(Items listed in a dataset)
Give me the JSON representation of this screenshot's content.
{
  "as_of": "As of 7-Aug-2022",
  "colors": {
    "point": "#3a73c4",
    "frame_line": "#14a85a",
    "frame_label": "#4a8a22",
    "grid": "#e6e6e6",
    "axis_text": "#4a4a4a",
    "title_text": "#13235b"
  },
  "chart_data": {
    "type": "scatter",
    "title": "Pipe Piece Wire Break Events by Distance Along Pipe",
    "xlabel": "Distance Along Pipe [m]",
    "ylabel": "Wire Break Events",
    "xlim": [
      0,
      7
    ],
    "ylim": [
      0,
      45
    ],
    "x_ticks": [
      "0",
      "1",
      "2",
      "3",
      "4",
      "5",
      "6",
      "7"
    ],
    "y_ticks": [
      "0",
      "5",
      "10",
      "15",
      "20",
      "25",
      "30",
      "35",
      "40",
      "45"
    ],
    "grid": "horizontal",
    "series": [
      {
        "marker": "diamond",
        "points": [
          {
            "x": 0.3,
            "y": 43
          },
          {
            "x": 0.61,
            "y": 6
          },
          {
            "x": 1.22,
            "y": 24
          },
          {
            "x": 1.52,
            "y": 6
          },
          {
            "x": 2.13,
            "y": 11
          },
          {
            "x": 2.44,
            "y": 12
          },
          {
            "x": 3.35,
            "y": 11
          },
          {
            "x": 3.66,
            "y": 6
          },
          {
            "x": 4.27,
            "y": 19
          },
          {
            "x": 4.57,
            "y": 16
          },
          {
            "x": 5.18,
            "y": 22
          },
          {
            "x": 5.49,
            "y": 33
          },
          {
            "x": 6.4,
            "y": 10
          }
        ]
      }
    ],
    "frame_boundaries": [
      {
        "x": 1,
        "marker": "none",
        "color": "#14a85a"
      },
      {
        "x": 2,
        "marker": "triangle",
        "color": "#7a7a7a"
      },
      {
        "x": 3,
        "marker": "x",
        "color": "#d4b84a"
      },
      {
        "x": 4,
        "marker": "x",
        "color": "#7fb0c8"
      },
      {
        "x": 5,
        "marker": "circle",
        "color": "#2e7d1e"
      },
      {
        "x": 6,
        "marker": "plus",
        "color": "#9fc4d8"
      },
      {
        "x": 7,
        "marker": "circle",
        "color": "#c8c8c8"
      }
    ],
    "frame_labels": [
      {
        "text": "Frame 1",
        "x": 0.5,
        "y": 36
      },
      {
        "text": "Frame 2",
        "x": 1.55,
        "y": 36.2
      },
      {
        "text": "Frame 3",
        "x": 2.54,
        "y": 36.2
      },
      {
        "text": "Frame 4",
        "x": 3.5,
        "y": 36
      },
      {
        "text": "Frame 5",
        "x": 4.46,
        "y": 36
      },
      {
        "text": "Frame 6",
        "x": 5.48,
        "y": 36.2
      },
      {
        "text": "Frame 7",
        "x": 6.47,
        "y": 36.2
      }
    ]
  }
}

*Instructions for the task*
Write every entry out again exactly.

*Task result*
Give me the JSON representation of this screenshot's content.
{
  "as_of": "As of 7-Aug-2022",
  "colors": {
    "point": "#3a73c4",
    "frame_line": "#14a85a",
    "frame_label": "#4a8a22",
    "grid": "#e6e6e6",
    "axis_text": "#4a4a4a",
    "title_text": "#13235b"
  },
  "chart_data": {
    "type": "scatter",
    "title": "Pipe Piece Wire Break Events by Distance Along Pipe",
    "xlabel": "Distance Along Pipe [m]",
    "ylabel": "Wire Break Events",
    "xlim": [
      0,
      7
    ],
    "ylim": [
      0,
      45
    ],
    "x_ticks": [
      "0",
      "1",
      "2",
      "3",
      "4",
      "5",
      "6",
      "7"
    ],
    "y_ticks": [
      "0",
      "5",
      "10",
      "15",
      "20",
      "25",
      "30",
      "35",
      "40",
      "45"
    ],
    "grid": "horizontal",
    "series": [
      {
        "marker": "diamond",
        "points": [
          {
            "x": 0.3,
            "y": 43
          },
          {
            "x": 0.61,
            "y": 6
          },
          {
            "x": 1.22,
            "y": 24
          },
          {
            "x": 1.52,
            "y": 6
          },
          {
            "x": 2.13,
            "y": 11
          },
          {
            "x": 2.44,
            "y": 12
          },
          {
            "x": 3.35,
            "y": 11
          },
          {
            "x": 3.66,
            "y": 6
          },
          {
            "x": 4.27,
            "y": 19
          },
          {
            "x": 4.57,
            "y": 16
          },
          {
            "x": 5.18,
            "y": 22
          },
          {
            "x": 5.49,
            "y": 33
          },
          {
            "x": 6.4,
            "y": 10
          }
        ]
      }
    ],
    "frame_boundaries": [
      {
        "x": 1,
        "marker": "none",
        "color": "#14a85a"
      },
      {
        "x": 2,
        "marker": "triangle",
        "color": "#7a7a7a"
      },
      {
        "x": 3,
        "marker": "x",
        "color": "#d4b84a"
      },
      {
        "x": 4,
        "marker": "x",
        "color": "#7fb0c8"
      },
      {
        "x": 5,
        "marker": "circle",
        "color": "#2e7d1e"
      },
      {
        "x": 6,
        "marker": "plus",
        "color": "#9fc4d8"
      },
      {
        "x": 7,
        "marker": "circle",
        "color": "#c8c8c8"
      }
    ],
    "frame_labels": [
      {
        "text": "Frame 1",
        "x": 0.5,
        "y": 36
      },
      {
        "text": "Frame 2",
        "x": 1.55,
        "y": 36.2
      },
      {
        "text": "Frame 3",
        "x": 2.54,
        "y": 36.2
      },
      {
        "text": "Frame 4",
        "x": 3.5,
        "y": 36
      },
      {
        "text": "Frame 5",
        "x": 4.46,
        "y": 36
      },
      {
        "text": "Frame 6",
        "x": 5.48,
        "y": 36.2
      },
      {
        "text": "Frame 7",
        "x": 6.47,
        "y": 36.2
      }
    ]
  }
}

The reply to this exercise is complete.